Extracted records:

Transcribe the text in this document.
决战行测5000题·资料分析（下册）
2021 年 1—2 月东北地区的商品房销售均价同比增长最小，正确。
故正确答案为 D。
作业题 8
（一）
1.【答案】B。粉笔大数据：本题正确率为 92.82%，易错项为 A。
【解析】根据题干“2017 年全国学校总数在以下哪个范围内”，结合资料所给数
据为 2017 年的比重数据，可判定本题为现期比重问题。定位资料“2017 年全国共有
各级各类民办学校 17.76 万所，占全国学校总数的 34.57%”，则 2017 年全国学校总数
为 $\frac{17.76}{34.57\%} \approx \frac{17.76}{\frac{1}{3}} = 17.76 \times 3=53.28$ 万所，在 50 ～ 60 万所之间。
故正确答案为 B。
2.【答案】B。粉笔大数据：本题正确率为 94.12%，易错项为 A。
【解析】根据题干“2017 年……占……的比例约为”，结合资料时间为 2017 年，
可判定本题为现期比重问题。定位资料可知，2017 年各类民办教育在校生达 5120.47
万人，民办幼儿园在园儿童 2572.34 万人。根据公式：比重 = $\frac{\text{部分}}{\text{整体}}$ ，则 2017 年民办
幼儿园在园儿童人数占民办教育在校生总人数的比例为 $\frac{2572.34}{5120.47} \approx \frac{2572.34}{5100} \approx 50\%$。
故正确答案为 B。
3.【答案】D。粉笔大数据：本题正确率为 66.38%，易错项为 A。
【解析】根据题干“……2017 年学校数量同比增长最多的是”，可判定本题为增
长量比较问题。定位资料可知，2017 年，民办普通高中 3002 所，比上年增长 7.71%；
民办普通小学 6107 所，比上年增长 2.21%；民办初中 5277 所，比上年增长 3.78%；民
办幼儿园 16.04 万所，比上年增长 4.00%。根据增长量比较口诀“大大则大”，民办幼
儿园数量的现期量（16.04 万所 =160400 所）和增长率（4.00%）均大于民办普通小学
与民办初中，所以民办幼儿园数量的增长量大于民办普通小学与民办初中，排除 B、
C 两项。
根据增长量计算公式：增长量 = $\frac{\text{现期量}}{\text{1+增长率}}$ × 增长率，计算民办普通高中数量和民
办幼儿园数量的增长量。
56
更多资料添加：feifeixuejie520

**What to do:** Find how many lines hold the string "本题正确率为", and state that number alone.

**Output below:** 3